## [Aim]
Quote the listing below in full and exactly as written, but omit every picture.

## [Dataset entries]
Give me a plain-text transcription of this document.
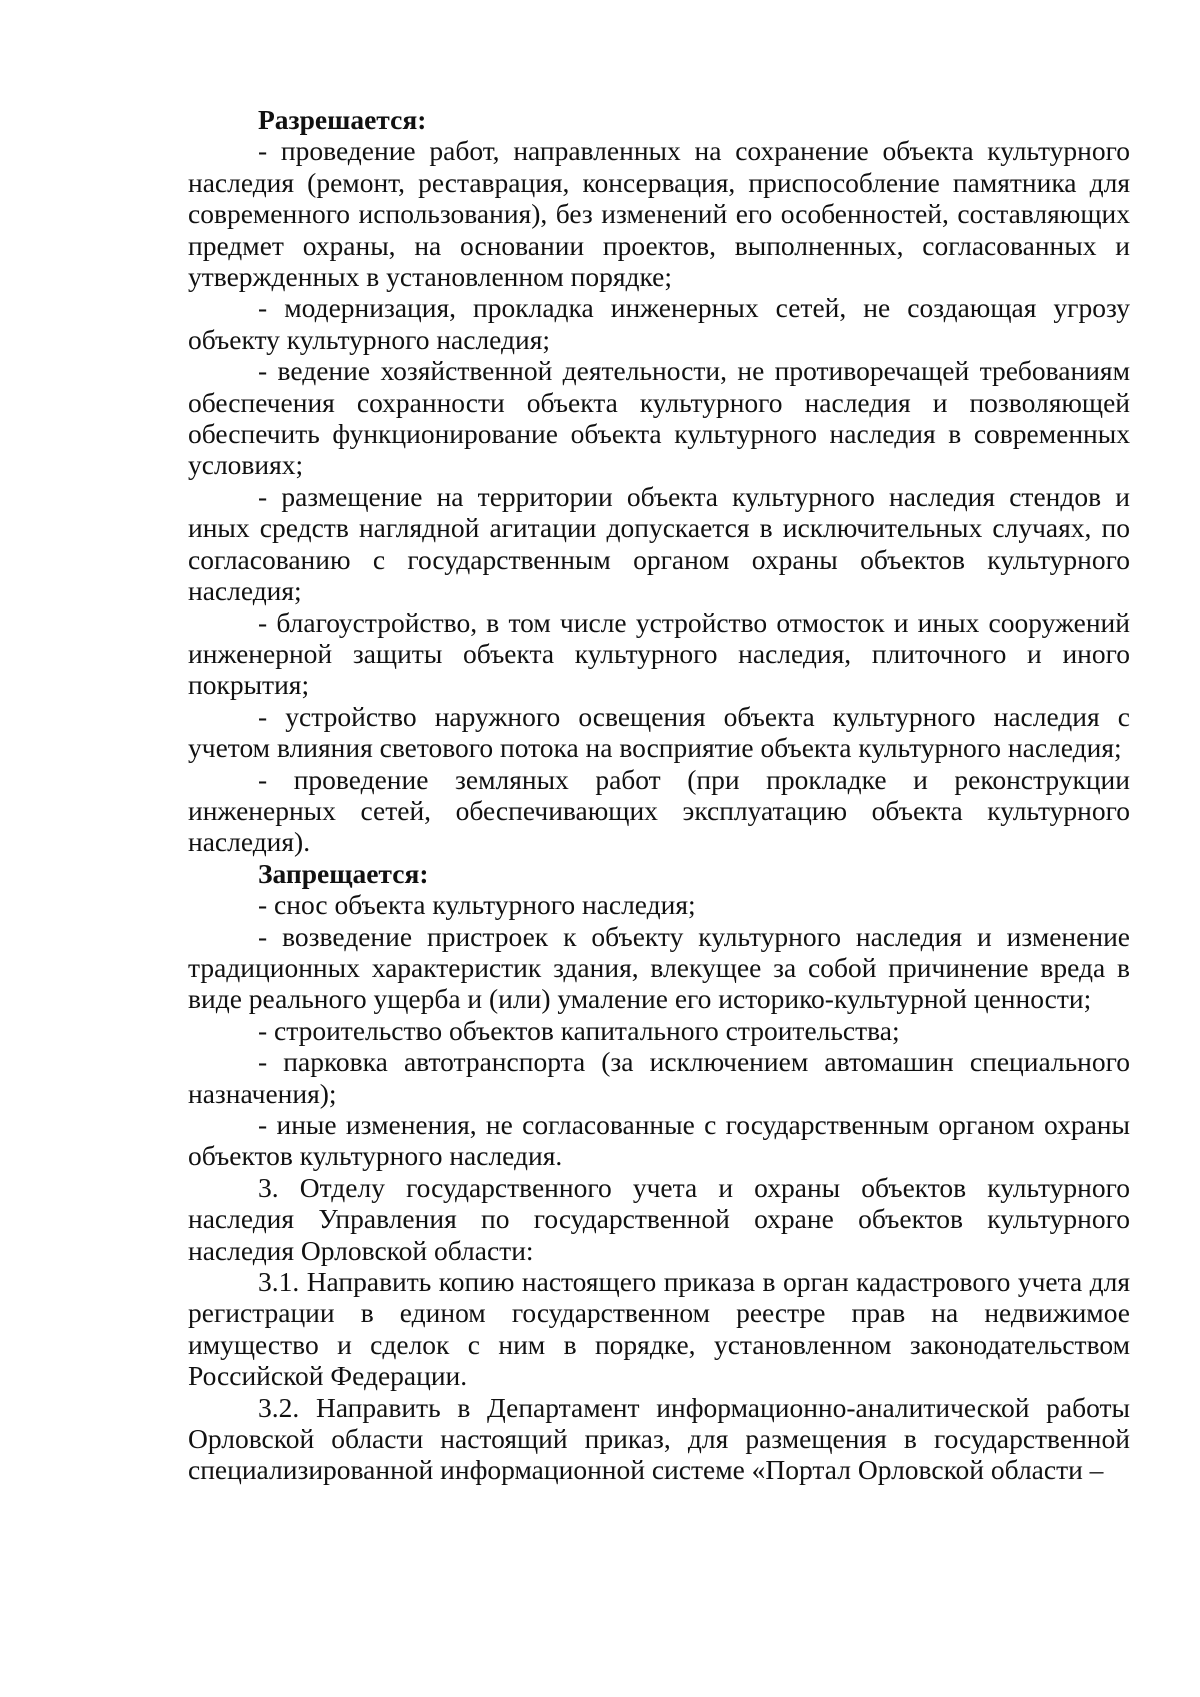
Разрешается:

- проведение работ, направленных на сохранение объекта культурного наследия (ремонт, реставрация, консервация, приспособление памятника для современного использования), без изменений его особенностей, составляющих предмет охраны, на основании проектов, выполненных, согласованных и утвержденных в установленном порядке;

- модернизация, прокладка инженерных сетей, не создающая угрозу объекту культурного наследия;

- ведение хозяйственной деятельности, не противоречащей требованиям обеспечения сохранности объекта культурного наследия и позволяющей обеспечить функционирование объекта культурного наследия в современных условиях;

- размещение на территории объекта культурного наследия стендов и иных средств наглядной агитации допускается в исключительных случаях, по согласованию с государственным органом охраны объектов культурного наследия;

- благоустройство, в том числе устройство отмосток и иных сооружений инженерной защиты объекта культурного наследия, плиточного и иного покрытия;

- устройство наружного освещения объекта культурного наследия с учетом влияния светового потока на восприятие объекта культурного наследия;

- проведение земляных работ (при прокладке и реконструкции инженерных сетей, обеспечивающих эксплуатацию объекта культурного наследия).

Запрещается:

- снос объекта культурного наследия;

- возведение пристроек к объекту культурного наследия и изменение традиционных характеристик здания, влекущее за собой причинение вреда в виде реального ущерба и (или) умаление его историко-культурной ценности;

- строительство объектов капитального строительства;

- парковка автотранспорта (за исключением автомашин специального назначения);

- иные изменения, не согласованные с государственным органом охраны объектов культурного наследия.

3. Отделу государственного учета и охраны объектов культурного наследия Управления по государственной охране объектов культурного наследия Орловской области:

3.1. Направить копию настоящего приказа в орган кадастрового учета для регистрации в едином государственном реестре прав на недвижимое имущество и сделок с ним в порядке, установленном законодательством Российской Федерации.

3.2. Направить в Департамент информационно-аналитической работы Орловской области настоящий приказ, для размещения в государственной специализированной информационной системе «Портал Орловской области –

## [Task output]
Give me a plain-text transcription of this document.
Разрешается:

- проведение работ, направленных на сохранение объекта культурного наследия (ремонт, реставрация, консервация, приспособление памятника для современного использования), без изменений его особенностей, составляющих предмет охраны, на основании проектов, выполненных, согласованных и утвержденных в установленном порядке;

- модернизация, прокладка инженерных сетей, не создающая угрозу объекту культурного наследия;

- ведение хозяйственной деятельности, не противоречащей требованиям обеспечения сохранности объекта культурного наследия и позволяющей обеспечить функционирование объекта культурного наследия в современных условиях;

- размещение на территории объекта культурного наследия стендов и иных средств наглядной агитации допускается в исключительных случаях, по согласованию с государственным органом охраны объектов культурного наследия;

- благоустройство, в том числе устройство отмосток и иных сооружений инженерной защиты объекта культурного наследия, плиточного и иного покрытия;

- устройство наружного освещения объекта культурного наследия с учетом влияния светового потока на восприятие объекта культурного наследия;

- проведение земляных работ (при прокладке и реконструкции инженерных сетей, обеспечивающих эксплуатацию объекта культурного наследия).

Запрещается:

- снос объекта культурного наследия;

- возведение пристроек к объекту культурного наследия и изменение традиционных характеристик здания, влекущее за собой причинение вреда в виде реального ущерба и (или) умаление его историко-культурной ценности;

- строительство объектов капитального строительства;

- парковка автотранспорта (за исключением автомашин специального назначения);

- иные изменения, не согласованные с государственным органом охраны объектов культурного наследия.

3. Отделу государственного учета и охраны объектов культурного наследия Управления по государственной охране объектов культурного наследия Орловской области:

3.1. Направить копию настоящего приказа в орган кадастрового учета для регистрации в едином государственном реестре прав на недвижимое имущество и сделок с ним в порядке, установленном законодательством Российской Федерации.

3.2. Направить в Департамент информационно-аналитической работы Орловской области настоящий приказ, для размещения в государственной специализированной информационной системе «Портал Орловской области –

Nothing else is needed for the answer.